* Dataset content *
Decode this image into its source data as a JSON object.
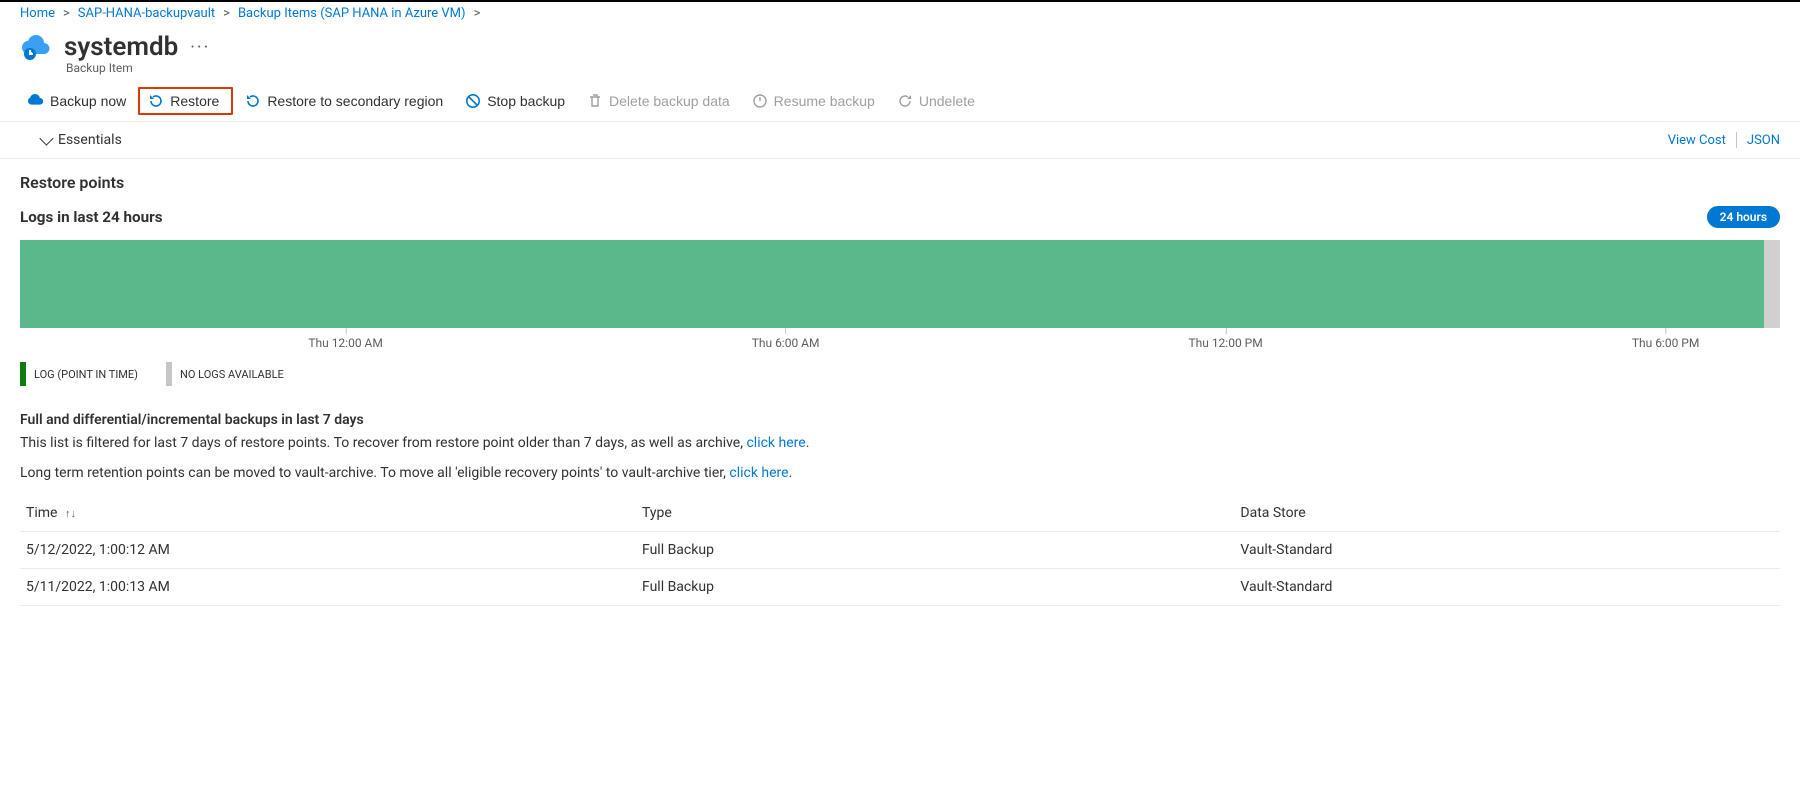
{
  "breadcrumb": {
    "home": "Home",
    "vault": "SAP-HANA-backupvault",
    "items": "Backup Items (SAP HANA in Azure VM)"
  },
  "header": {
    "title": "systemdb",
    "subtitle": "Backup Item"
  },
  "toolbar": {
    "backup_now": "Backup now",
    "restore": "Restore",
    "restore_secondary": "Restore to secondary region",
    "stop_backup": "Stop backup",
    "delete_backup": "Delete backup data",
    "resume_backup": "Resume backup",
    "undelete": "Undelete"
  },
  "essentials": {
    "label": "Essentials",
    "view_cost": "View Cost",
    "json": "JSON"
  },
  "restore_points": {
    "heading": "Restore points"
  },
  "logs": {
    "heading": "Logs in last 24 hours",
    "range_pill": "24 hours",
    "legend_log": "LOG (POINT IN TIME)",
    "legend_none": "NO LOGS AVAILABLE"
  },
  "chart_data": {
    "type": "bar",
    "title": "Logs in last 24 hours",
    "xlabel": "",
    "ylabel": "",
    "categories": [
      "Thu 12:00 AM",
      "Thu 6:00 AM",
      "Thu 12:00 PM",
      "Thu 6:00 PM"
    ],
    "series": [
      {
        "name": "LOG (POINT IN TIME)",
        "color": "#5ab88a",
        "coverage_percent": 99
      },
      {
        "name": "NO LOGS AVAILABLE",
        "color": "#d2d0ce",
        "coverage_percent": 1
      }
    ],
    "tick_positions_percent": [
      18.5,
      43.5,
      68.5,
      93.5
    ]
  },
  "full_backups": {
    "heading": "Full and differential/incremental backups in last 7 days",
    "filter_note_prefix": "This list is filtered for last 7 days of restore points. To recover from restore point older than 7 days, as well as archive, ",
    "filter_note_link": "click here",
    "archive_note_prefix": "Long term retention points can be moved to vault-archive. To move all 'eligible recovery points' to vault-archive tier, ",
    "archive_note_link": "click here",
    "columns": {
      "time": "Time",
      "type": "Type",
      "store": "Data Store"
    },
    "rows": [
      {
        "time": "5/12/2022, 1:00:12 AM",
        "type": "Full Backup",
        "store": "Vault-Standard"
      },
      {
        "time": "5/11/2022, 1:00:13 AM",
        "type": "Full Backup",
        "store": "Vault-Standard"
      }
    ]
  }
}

* Written task *
Write out the listing above exactly as it stands, pictures excluded.

* Written answer *
Decode this image into its source data as a JSON object.
{
  "breadcrumb": {
    "home": "Home",
    "vault": "SAP-HANA-backupvault",
    "items": "Backup Items (SAP HANA in Azure VM)"
  },
  "header": {
    "title": "systemdb",
    "subtitle": "Backup Item"
  },
  "toolbar": {
    "backup_now": "Backup now",
    "restore": "Restore",
    "restore_secondary": "Restore to secondary region",
    "stop_backup": "Stop backup",
    "delete_backup": "Delete backup data",
    "resume_backup": "Resume backup",
    "undelete": "Undelete"
  },
  "essentials": {
    "label": "Essentials",
    "view_cost": "View Cost",
    "json": "JSON"
  },
  "restore_points": {
    "heading": "Restore points"
  },
  "logs": {
    "heading": "Logs in last 24 hours",
    "range_pill": "24 hours",
    "legend_log": "LOG (POINT IN TIME)",
    "legend_none": "NO LOGS AVAILABLE"
  },
  "chart_data": {
    "type": "bar",
    "title": "Logs in last 24 hours",
    "xlabel": "",
    "ylabel": "",
    "categories": [
      "Thu 12:00 AM",
      "Thu 6:00 AM",
      "Thu 12:00 PM",
      "Thu 6:00 PM"
    ],
    "series": [
      {
        "name": "LOG (POINT IN TIME)",
        "color": "#5ab88a",
        "coverage_percent": 99
      },
      {
        "name": "NO LOGS AVAILABLE",
        "color": "#d2d0ce",
        "coverage_percent": 1
      }
    ],
    "tick_positions_percent": [
      18.5,
      43.5,
      68.5,
      93.5
    ]
  },
  "full_backups": {
    "heading": "Full and differential/incremental backups in last 7 days",
    "filter_note_prefix": "This list is filtered for last 7 days of restore points. To recover from restore point older than 7 days, as well as archive, ",
    "filter_note_link": "click here",
    "archive_note_prefix": "Long term retention points can be moved to vault-archive. To move all 'eligible recovery points' to vault-archive tier, ",
    "archive_note_link": "click here",
    "columns": {
      "time": "Time",
      "type": "Type",
      "store": "Data Store"
    },
    "rows": [
      {
        "time": "5/12/2022, 1:00:12 AM",
        "type": "Full Backup",
        "store": "Vault-Standard"
      },
      {
        "time": "5/11/2022, 1:00:13 AM",
        "type": "Full Backup",
        "store": "Vault-Standard"
      }
    ]
  }
}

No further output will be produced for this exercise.